Reproduce each line exactly.

--- --- ---

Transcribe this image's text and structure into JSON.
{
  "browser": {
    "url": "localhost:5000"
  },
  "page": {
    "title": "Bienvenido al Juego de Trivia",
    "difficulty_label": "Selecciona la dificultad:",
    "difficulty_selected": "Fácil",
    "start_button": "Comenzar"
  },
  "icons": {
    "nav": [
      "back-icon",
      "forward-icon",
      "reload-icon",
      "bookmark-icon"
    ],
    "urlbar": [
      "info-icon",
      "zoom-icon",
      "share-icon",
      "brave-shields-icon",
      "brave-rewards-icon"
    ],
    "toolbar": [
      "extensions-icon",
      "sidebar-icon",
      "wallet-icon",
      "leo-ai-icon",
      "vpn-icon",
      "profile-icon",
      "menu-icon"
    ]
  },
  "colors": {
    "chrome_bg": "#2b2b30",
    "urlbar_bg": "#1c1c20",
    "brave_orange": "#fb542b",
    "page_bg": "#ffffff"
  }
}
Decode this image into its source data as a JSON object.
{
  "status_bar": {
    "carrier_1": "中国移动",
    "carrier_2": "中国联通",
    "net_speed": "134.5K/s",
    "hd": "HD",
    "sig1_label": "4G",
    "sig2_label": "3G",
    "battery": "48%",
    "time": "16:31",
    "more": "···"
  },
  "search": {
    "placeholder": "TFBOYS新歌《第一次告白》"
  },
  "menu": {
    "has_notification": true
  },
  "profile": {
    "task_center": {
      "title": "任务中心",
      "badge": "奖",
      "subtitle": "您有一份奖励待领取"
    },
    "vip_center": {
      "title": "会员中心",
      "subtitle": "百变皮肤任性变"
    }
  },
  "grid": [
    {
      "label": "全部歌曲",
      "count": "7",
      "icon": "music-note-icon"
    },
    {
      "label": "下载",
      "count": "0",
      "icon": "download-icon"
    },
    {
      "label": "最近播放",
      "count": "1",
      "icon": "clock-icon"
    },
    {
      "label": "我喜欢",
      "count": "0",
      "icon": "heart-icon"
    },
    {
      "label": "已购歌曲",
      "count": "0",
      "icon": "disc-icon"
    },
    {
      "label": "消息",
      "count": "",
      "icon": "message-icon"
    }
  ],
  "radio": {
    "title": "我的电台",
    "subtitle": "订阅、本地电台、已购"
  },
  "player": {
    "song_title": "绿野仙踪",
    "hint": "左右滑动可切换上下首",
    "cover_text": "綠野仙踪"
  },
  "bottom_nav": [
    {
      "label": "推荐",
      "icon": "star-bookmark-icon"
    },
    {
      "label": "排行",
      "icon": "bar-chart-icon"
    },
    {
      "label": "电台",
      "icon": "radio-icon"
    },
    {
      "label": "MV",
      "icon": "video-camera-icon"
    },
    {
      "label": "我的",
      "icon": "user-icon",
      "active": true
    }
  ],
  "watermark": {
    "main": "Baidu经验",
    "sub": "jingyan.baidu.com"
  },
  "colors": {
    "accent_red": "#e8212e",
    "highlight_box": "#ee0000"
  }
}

--- --- ---

# IN RESPONSE
Transcribe this image's text and structure into JSON.
{
  "browser": {
    "url": "localhost:5000"
  },
  "page": {
    "title": "Bienvenido al Juego de Trivia",
    "difficulty_label": "Selecciona la dificultad:",
    "difficulty_selected": "Fácil",
    "start_button": "Comenzar"
  },
  "icons": {
    "nav": [
      "back-icon",
      "forward-icon",
      "reload-icon",
      "bookmark-icon"
    ],
    "urlbar": [
      "info-icon",
      "zoom-icon",
      "share-icon",
      "brave-shields-icon",
      "brave-rewards-icon"
    ],
    "toolbar": [
      "extensions-icon",
      "sidebar-icon",
      "wallet-icon",
      "leo-ai-icon",
      "vpn-icon",
      "profile-icon",
      "menu-icon"
    ]
  },
  "colors": {
    "chrome_bg": "#2b2b30",
    "urlbar_bg": "#1c1c20",
    "brave_orange": "#fb542b",
    "page_bg": "#ffffff"
  }
}
Decode this image into its source data as a JSON object.
{
  "status_bar": {
    "carrier_1": "中国移动",
    "carrier_2": "中国联通",
    "net_speed": "134.5K/s",
    "hd": "HD",
    "sig1_label": "4G",
    "sig2_label": "3G",
    "battery": "48%",
    "time": "16:31",
    "more": "···"
  },
  "search": {
    "placeholder": "TFBOYS新歌《第一次告白》"
  },
  "menu": {
    "has_notification": true
  },
  "profile": {
    "task_center": {
      "title": "任务中心",
      "badge": "奖",
      "subtitle": "您有一份奖励待领取"
    },
    "vip_center": {
      "title": "会员中心",
      "subtitle": "百变皮肤任性变"
    }
  },
  "grid": [
    {
      "label": "全部歌曲",
      "count": "7",
      "icon": "music-note-icon"
    },
    {
      "label": "下载",
      "count": "0",
      "icon": "download-icon"
    },
    {
      "label": "最近播放",
      "count": "1",
      "icon": "clock-icon"
    },
    {
      "label": "我喜欢",
      "count": "0",
      "icon": "heart-icon"
    },
    {
      "label": "已购歌曲",
      "count": "0",
      "icon": "disc-icon"
    },
    {
      "label": "消息",
      "count": "",
      "icon": "message-icon"
    }
  ],
  "radio": {
    "title": "我的电台",
    "subtitle": "订阅、本地电台、已购"
  },
  "player": {
    "song_title": "绿野仙踪",
    "hint": "左右滑动可切换上下首",
    "cover_text": "綠野仙踪"
  },
  "bottom_nav": [
    {
      "label": "推荐",
      "icon": "star-bookmark-icon"
    },
    {
      "label": "排行",
      "icon": "bar-chart-icon"
    },
    {
      "label": "电台",
      "icon": "radio-icon"
    },
    {
      "label": "MV",
      "icon": "video-camera-icon"
    },
    {
      "label": "我的",
      "icon": "user-icon",
      "active": true
    }
  ],
  "watermark": {
    "main": "Baidu经验",
    "sub": "jingyan.baidu.com"
  },
  "colors": {
    "accent_red": "#e8212e",
    "highlight_box": "#ee0000"
  }
}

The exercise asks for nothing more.